[Rows from a figure dataset]
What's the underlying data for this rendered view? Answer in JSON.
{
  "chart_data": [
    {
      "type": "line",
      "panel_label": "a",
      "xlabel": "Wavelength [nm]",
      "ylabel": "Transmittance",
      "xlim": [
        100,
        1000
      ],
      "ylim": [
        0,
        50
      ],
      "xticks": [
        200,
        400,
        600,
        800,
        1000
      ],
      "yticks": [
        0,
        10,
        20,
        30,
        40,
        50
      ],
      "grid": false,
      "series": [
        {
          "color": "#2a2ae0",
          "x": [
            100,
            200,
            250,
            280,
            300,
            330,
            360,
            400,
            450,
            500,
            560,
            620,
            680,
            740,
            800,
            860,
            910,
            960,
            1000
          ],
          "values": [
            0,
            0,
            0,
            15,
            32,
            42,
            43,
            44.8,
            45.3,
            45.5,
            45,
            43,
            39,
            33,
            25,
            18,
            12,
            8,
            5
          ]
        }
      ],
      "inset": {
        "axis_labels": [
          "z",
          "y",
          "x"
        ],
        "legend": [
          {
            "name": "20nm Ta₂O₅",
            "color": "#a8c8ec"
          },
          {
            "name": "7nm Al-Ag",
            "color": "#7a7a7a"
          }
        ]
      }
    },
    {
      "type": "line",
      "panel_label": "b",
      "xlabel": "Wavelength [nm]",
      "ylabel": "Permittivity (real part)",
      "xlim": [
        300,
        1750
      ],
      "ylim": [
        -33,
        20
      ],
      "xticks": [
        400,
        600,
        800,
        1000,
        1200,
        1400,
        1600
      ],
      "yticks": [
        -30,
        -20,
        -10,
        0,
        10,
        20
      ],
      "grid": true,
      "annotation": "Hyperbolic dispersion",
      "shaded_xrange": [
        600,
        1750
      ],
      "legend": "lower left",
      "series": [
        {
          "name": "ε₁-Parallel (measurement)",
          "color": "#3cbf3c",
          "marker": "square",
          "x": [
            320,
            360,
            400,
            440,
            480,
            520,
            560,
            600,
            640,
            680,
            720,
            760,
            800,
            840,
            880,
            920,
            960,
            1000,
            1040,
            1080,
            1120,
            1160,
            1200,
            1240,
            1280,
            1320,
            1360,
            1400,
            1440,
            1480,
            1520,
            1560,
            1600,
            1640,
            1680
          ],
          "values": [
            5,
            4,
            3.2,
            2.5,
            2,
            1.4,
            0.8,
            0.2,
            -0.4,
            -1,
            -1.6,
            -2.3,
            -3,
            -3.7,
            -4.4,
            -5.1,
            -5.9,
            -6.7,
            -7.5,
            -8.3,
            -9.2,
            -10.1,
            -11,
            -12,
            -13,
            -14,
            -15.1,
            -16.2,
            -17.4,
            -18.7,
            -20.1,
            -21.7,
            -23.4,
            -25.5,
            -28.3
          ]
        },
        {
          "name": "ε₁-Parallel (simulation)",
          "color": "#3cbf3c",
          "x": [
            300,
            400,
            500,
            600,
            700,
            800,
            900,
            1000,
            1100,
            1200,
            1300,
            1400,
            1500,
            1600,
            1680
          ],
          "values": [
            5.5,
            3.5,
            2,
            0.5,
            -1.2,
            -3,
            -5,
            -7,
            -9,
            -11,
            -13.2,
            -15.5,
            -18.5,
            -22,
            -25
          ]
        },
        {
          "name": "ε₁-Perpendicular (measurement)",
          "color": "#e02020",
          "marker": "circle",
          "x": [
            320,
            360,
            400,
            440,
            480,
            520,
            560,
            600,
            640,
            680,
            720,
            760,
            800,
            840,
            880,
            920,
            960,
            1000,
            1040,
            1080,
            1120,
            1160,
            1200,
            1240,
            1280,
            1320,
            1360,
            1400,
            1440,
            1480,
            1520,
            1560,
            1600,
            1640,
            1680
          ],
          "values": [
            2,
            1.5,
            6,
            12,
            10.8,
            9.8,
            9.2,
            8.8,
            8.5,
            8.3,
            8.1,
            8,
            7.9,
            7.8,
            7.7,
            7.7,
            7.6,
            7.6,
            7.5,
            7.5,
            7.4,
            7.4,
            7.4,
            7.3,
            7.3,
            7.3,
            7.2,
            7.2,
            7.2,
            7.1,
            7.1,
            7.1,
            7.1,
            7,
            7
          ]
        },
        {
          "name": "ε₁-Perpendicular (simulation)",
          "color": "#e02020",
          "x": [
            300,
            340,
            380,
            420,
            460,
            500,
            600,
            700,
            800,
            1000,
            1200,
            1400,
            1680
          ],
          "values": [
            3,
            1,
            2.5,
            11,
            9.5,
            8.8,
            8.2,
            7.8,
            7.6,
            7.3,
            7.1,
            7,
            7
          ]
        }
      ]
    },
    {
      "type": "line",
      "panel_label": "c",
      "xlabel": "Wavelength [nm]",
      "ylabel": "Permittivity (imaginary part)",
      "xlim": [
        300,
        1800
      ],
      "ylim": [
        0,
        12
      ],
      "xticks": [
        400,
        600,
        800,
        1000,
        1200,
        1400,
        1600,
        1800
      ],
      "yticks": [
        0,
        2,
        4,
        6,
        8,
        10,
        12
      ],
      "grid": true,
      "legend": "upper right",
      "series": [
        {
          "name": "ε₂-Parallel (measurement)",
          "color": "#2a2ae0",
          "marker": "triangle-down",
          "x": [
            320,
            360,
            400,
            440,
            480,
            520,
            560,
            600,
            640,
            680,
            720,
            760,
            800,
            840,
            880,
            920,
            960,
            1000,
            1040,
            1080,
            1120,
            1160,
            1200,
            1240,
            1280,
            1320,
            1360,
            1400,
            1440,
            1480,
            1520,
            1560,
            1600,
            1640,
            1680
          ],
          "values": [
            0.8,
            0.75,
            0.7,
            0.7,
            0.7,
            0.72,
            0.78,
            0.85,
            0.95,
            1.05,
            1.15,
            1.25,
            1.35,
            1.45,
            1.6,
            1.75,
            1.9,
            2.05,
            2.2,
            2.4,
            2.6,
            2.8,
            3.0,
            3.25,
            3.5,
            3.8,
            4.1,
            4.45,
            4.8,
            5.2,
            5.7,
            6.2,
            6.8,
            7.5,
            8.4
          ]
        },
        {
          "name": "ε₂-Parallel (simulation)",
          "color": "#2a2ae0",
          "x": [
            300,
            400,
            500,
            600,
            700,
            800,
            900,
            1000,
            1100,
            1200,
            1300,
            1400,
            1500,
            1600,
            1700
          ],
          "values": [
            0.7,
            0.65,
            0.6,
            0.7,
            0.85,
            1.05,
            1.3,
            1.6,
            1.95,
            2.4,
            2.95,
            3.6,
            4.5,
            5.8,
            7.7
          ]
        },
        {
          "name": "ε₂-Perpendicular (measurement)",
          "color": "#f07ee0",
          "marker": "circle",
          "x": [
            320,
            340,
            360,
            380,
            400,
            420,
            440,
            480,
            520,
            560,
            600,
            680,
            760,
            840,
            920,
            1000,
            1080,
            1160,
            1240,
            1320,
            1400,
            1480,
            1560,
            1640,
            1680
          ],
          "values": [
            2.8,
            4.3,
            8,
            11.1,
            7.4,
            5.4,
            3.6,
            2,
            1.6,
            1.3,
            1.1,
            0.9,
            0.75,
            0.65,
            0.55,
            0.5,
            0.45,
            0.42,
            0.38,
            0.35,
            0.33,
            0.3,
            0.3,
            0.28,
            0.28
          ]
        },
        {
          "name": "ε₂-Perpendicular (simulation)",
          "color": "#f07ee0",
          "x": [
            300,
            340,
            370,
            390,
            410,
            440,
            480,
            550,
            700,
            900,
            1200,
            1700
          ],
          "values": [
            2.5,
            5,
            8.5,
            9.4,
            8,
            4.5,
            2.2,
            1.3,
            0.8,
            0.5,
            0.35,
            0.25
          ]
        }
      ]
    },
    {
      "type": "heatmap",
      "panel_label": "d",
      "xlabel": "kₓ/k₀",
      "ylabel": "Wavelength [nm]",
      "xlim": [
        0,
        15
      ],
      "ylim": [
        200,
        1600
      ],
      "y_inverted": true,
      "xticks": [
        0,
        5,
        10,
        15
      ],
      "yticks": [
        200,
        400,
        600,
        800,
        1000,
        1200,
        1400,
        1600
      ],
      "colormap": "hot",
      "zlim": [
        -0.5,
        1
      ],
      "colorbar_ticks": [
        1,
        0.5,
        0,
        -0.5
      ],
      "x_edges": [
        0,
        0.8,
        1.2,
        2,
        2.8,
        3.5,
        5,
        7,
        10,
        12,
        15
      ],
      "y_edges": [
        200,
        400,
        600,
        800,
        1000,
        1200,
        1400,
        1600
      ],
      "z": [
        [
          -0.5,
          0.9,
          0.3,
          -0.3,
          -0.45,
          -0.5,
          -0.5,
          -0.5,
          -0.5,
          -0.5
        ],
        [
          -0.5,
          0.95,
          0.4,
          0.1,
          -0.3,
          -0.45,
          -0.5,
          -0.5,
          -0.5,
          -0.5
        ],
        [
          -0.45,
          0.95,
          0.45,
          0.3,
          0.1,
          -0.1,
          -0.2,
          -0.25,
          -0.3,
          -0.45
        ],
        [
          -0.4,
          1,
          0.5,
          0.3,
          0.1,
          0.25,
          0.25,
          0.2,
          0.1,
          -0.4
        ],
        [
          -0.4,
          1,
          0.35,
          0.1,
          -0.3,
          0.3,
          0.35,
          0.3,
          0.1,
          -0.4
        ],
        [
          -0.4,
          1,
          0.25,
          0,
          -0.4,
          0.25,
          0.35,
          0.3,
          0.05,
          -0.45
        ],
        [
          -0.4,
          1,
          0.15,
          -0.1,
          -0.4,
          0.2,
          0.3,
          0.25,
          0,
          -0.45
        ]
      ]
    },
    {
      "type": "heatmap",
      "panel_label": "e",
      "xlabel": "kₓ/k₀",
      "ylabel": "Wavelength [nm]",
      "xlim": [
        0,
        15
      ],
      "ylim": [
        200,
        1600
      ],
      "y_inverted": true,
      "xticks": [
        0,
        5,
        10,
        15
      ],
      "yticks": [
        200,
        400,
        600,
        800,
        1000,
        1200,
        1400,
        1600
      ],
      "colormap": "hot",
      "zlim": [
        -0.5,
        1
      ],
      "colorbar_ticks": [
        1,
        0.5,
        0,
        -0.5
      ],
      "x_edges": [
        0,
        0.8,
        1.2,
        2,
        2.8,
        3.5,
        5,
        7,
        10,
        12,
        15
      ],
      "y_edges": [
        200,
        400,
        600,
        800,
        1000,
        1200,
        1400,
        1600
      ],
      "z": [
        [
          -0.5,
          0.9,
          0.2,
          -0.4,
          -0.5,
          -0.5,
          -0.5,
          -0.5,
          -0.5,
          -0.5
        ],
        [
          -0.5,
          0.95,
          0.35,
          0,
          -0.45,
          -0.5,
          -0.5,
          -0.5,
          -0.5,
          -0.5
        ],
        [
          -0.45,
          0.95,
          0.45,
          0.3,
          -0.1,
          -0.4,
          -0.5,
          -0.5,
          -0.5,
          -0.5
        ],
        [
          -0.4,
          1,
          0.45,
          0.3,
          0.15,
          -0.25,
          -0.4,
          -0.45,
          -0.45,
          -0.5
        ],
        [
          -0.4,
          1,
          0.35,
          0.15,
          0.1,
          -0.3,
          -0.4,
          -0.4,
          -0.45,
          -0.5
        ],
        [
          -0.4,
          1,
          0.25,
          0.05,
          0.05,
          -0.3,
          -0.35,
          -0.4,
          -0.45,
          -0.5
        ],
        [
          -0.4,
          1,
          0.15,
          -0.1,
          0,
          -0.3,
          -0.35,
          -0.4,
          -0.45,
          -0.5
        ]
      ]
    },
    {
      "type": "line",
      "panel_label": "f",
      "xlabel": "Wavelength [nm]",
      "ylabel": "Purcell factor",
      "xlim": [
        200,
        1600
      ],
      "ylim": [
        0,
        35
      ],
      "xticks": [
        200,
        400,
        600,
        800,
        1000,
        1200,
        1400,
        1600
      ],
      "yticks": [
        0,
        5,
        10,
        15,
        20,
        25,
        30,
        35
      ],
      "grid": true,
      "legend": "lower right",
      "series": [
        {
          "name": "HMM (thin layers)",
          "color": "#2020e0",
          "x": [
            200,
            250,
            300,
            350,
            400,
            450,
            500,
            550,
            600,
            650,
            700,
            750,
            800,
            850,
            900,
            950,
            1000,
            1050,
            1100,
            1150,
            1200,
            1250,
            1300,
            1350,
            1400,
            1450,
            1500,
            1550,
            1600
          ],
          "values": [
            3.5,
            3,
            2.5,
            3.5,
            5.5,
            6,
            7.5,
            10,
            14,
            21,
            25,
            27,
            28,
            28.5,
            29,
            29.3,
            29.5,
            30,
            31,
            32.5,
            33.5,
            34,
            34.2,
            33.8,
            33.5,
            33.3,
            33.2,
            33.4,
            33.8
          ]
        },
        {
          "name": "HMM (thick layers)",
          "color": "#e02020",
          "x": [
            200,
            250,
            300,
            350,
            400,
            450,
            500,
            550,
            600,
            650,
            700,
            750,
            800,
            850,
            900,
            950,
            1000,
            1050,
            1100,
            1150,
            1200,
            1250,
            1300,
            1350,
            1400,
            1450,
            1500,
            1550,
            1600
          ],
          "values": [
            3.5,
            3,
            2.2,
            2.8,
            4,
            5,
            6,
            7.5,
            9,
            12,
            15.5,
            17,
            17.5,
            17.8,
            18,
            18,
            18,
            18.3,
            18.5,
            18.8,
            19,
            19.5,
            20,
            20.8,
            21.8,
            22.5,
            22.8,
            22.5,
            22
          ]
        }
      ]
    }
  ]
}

- DESCRIPTION OF THE TASK
In the entries above, find lines with "legend" and copy each.

- REPLY
        "legend": [
      "legend": "lower left",
      "legend": "upper right",
      "legend": "lower right",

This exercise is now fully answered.